Problem requirements: Pick out every line in the entries below that contains the string "axis", treating uppercase and lowercase letters as different.

Records:
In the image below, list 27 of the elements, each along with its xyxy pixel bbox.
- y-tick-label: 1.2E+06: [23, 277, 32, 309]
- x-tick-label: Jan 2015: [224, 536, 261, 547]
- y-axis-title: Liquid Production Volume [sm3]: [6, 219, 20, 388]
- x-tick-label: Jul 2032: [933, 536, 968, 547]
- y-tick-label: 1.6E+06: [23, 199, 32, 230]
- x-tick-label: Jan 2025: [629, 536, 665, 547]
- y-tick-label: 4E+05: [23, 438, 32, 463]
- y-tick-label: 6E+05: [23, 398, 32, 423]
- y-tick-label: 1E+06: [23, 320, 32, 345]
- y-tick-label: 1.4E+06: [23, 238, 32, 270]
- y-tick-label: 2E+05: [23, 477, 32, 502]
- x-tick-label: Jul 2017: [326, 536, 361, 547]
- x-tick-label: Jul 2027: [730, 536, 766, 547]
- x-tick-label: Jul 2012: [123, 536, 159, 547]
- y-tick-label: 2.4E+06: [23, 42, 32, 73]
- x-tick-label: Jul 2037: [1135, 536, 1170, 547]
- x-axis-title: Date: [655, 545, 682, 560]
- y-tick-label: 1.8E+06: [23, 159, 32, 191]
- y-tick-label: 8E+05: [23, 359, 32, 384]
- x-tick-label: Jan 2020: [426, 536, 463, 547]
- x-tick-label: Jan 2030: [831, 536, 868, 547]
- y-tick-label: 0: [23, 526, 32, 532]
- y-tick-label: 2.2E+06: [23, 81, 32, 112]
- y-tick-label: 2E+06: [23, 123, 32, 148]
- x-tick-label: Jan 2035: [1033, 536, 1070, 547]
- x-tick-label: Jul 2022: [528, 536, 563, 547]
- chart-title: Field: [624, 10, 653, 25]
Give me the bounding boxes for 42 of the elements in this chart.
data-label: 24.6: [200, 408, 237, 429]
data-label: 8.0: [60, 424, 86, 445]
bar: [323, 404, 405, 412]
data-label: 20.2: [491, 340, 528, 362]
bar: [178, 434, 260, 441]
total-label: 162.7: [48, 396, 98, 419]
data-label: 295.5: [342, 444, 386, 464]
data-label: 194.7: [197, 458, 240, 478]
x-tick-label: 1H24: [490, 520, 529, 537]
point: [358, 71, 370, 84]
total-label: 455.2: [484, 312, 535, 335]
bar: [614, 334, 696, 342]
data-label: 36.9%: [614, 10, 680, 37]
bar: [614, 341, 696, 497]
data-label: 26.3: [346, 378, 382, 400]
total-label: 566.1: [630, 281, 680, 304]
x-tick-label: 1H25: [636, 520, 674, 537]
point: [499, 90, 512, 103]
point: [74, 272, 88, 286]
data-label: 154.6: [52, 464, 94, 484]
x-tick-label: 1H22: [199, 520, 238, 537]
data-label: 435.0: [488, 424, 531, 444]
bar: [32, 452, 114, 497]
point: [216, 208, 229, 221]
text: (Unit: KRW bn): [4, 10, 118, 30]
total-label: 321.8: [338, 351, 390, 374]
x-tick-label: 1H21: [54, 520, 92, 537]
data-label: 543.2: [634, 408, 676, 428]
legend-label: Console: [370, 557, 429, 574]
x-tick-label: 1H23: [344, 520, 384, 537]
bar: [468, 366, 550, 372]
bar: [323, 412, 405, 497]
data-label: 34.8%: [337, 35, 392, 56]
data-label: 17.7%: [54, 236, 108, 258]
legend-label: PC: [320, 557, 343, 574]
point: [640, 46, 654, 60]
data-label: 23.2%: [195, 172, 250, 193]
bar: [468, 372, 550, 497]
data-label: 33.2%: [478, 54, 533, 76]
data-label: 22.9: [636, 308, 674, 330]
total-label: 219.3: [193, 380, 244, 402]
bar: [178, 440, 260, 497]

Task result:
- y-axis-title: Liquid Production Volume [sm3]: [6, 219, 20, 388]
- x-axis-title: Date: [655, 545, 682, 560]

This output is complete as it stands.